■ Work instructions ■
Copy the data word for word, keeping every line.
___ Provided information
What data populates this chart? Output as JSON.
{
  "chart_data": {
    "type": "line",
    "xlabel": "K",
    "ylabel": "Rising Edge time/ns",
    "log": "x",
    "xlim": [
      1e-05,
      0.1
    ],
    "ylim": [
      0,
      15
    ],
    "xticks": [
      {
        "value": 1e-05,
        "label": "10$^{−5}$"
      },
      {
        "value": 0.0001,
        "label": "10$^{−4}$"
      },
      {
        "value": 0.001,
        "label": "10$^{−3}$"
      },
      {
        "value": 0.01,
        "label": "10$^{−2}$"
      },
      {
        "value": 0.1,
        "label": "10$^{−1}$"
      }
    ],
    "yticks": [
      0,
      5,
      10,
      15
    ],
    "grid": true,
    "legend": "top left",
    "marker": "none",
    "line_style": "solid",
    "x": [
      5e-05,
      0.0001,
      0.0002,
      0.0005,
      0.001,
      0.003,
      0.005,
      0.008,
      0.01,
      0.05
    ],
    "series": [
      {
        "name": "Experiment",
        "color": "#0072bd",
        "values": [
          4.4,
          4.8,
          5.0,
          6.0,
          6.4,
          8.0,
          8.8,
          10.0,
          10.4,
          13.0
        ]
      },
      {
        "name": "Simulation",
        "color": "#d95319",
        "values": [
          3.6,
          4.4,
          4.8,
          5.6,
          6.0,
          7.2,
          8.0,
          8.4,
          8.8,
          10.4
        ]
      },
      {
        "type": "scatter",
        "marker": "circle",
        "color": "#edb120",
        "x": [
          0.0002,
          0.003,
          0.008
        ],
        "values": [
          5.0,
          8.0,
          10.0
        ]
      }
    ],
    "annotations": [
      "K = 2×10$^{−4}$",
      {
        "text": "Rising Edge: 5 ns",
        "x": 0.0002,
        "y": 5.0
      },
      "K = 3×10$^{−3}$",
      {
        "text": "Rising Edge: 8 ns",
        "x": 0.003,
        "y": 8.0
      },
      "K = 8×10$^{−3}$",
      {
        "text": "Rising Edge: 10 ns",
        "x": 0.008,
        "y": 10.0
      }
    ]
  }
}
______
■ Final answer ■
What data populates this chart? Output as JSON.
{
  "chart_data": {
    "type": "line",
    "xlabel": "K",
    "ylabel": "Rising Edge time/ns",
    "log": "x",
    "xlim": [
      1e-05,
      0.1
    ],
    "ylim": [
      0,
      15
    ],
    "xticks": [
      {
        "value": 1e-05,
        "label": "10$^{−5}$"
      },
      {
        "value": 0.0001,
        "label": "10$^{−4}$"
      },
      {
        "value": 0.001,
        "label": "10$^{−3}$"
      },
      {
        "value": 0.01,
        "label": "10$^{−2}$"
      },
      {
        "value": 0.1,
        "label": "10$^{−1}$"
      }
    ],
    "yticks": [
      0,
      5,
      10,
      15
    ],
    "grid": true,
    "legend": "top left",
    "marker": "none",
    "line_style": "solid",
    "x": [
      5e-05,
      0.0001,
      0.0002,
      0.0005,
      0.001,
      0.003,
      0.005,
      0.008,
      0.01,
      0.05
    ],
    "series": [
      {
        "name": "Experiment",
        "color": "#0072bd",
        "values": [
          4.4,
          4.8,
          5.0,
          6.0,
          6.4,
          8.0,
          8.8,
          10.0,
          10.4,
          13.0
        ]
      },
      {
        "name": "Simulation",
        "color": "#d95319",
        "values": [
          3.6,
          4.4,
          4.8,
          5.6,
          6.0,
          7.2,
          8.0,
          8.4,
          8.8,
          10.4
        ]
      },
      {
        "type": "scatter",
        "marker": "circle",
        "color": "#edb120",
        "x": [
          0.0002,
          0.003,
          0.008
        ],
        "values": [
          5.0,
          8.0,
          10.0
        ]
      }
    ],
    "annotations": [
      "K = 2×10$^{−4}$",
      {
        "text": "Rising Edge: 5 ns",
        "x": 0.0002,
        "y": 5.0
      },
      "K = 3×10$^{−3}$",
      {
        "text": "Rising Edge: 8 ns",
        "x": 0.003,
        "y": 8.0
      },
      "K = 8×10$^{−3}$",
      {
        "text": "Rising Edge: 10 ns",
        "x": 0.008,
        "y": 10.0
      }
    ]
  }
}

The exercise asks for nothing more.